[START Provided entries]

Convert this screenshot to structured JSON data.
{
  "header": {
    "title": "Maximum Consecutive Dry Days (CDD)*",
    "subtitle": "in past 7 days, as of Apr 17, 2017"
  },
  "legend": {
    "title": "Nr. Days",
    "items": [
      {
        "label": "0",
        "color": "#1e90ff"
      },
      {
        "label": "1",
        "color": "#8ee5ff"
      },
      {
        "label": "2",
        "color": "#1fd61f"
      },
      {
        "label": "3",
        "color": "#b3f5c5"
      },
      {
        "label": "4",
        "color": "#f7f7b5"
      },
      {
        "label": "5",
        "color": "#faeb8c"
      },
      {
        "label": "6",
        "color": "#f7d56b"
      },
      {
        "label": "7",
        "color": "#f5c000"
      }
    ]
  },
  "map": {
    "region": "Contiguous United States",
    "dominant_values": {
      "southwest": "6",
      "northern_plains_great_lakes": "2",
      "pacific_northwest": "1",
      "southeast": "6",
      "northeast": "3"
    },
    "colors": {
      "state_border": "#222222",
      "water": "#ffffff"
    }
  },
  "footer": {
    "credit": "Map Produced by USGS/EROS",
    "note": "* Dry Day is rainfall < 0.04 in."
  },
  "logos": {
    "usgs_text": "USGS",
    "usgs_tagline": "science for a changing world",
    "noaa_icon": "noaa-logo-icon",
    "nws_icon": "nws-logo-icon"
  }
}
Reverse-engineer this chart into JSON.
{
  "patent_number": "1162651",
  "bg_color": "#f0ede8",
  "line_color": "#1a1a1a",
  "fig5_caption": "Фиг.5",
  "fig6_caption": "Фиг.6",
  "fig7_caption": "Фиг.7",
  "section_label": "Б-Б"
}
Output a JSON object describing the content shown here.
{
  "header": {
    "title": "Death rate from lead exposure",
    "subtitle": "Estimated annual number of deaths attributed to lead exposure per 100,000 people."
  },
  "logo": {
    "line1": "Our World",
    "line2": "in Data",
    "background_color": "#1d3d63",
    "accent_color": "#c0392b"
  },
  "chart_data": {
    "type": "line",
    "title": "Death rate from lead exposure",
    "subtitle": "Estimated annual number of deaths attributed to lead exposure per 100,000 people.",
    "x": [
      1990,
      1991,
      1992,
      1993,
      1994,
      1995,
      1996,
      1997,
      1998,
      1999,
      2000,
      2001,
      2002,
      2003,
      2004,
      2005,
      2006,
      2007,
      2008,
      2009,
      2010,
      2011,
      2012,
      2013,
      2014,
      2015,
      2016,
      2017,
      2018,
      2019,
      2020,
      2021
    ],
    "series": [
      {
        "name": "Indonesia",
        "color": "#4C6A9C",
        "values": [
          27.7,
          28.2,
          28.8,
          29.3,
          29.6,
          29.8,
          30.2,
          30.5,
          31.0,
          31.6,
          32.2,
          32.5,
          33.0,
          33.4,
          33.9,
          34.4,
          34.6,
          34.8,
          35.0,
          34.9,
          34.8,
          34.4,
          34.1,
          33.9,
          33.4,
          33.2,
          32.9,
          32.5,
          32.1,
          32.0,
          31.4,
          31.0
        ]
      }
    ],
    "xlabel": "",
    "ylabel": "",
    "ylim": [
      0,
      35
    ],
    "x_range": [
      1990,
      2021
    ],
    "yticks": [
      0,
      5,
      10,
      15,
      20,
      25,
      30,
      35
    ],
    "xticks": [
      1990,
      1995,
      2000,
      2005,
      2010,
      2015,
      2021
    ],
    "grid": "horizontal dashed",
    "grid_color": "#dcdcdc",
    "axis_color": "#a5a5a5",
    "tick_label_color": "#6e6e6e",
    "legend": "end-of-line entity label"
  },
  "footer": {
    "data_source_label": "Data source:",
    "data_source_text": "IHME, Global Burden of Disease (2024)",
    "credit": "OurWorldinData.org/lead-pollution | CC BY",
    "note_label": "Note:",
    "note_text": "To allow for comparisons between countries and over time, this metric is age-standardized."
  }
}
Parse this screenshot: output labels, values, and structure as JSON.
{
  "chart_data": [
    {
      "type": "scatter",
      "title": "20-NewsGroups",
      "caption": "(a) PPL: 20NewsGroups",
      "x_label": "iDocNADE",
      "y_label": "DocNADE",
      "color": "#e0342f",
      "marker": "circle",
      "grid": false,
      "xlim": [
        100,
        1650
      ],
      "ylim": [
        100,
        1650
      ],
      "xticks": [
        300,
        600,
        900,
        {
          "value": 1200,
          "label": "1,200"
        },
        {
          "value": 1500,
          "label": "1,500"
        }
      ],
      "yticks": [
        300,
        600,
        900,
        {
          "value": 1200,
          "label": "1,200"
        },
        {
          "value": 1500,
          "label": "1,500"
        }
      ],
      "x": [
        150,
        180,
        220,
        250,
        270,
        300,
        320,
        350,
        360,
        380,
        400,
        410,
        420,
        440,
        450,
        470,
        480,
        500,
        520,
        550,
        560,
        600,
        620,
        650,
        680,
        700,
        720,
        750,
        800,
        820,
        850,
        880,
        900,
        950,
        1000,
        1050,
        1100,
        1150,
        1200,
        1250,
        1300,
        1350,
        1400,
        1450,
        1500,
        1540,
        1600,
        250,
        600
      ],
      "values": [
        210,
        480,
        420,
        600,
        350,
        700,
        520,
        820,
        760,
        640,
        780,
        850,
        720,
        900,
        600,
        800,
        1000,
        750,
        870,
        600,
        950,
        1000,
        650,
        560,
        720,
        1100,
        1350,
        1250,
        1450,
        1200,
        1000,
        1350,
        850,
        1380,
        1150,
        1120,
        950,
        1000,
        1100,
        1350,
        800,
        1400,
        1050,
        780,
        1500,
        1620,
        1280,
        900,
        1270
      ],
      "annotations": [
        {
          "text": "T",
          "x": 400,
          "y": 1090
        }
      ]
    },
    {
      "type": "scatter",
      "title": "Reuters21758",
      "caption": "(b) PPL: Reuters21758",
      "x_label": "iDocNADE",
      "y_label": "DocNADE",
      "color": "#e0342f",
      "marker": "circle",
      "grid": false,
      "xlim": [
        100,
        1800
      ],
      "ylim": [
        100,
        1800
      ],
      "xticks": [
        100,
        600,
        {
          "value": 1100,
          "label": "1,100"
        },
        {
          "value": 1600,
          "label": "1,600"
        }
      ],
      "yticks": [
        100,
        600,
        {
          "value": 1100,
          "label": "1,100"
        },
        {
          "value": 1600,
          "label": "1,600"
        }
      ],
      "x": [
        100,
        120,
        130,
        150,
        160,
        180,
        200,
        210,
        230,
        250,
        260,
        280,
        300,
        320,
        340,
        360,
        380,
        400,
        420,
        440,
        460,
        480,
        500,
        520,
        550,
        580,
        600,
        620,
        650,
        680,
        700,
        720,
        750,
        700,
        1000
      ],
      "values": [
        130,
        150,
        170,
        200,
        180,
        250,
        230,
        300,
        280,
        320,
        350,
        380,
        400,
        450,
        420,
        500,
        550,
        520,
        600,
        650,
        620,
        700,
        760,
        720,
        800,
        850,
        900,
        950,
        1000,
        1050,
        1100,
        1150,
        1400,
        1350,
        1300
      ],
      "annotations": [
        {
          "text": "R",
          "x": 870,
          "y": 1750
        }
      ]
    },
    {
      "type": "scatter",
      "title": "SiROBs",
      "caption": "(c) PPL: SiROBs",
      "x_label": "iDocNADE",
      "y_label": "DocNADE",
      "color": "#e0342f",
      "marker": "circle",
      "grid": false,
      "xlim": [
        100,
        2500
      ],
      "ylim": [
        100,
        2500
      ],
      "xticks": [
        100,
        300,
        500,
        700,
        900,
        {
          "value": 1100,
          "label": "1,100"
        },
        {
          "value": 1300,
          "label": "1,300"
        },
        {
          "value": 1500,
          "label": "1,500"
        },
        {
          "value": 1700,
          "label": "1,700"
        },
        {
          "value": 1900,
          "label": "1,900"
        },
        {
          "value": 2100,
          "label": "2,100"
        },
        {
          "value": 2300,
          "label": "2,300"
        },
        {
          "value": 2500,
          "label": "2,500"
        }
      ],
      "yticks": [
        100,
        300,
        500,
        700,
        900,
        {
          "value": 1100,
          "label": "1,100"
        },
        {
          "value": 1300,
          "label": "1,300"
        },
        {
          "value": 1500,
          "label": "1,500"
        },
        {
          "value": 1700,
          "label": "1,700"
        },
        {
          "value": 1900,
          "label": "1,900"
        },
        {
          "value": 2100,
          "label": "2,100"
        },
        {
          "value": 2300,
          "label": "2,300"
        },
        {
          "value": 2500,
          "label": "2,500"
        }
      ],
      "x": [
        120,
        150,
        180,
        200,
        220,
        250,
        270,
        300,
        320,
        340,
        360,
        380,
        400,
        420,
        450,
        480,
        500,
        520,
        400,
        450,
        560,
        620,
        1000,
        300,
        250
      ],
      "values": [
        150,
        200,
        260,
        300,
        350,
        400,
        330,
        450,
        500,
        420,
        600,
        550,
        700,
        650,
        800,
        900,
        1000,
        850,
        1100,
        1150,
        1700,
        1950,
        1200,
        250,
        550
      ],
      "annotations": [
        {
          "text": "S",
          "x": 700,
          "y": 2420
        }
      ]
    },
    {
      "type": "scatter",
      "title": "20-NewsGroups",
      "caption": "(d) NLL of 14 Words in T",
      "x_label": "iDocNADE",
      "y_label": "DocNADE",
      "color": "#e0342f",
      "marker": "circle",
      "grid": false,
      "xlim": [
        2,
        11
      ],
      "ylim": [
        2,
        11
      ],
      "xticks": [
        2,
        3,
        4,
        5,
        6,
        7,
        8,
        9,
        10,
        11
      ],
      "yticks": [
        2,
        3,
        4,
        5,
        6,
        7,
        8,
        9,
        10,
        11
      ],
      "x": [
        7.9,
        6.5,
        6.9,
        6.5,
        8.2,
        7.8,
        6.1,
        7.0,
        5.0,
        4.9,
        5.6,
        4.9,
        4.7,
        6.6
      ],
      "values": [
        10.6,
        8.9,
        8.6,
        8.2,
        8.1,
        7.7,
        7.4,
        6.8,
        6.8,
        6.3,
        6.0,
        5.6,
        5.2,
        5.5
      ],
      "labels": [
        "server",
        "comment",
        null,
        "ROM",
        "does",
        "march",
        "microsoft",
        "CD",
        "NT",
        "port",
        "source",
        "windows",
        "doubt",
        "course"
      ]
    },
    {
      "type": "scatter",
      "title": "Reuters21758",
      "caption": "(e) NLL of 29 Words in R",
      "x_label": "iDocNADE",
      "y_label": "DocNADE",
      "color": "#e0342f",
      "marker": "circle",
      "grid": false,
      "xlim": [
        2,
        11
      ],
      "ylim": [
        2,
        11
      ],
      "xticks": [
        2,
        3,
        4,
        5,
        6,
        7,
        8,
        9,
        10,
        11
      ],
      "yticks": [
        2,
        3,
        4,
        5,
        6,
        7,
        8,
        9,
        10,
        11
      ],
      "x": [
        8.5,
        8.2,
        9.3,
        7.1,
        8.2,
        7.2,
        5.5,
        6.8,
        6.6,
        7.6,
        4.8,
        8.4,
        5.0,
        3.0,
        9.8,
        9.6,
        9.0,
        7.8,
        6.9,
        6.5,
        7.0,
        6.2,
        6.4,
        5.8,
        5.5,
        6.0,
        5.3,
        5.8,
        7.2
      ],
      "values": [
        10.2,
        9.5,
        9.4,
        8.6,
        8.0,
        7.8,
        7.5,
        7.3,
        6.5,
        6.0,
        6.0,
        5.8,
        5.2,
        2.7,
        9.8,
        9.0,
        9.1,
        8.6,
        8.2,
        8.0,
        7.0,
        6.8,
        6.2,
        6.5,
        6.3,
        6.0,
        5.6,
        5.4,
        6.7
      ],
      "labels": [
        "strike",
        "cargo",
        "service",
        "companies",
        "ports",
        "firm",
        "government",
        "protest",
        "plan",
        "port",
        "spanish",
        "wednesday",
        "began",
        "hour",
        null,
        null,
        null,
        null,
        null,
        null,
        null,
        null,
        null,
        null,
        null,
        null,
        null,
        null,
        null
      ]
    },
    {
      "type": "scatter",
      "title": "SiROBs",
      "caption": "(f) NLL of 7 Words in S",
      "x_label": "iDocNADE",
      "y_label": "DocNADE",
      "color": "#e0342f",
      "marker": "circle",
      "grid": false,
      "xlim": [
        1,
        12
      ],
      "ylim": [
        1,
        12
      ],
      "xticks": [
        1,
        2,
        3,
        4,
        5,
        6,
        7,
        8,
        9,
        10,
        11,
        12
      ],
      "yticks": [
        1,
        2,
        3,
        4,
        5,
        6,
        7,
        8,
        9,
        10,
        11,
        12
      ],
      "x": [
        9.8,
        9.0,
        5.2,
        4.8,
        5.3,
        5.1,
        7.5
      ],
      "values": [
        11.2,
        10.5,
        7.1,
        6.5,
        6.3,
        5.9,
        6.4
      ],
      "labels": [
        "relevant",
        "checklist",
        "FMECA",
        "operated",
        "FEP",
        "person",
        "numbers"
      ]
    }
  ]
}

[END Provided entries]

• **To be done**: Search the entries for the word "Estimated" and pick out every line that holds it.

• **Full response**:
    "subtitle": "Estimated annual number of deaths attributed to lead exposure per 100,000 people."
    "subtitle": "Estimated annual number of deaths attributed to lead exposure per 100,000 people.",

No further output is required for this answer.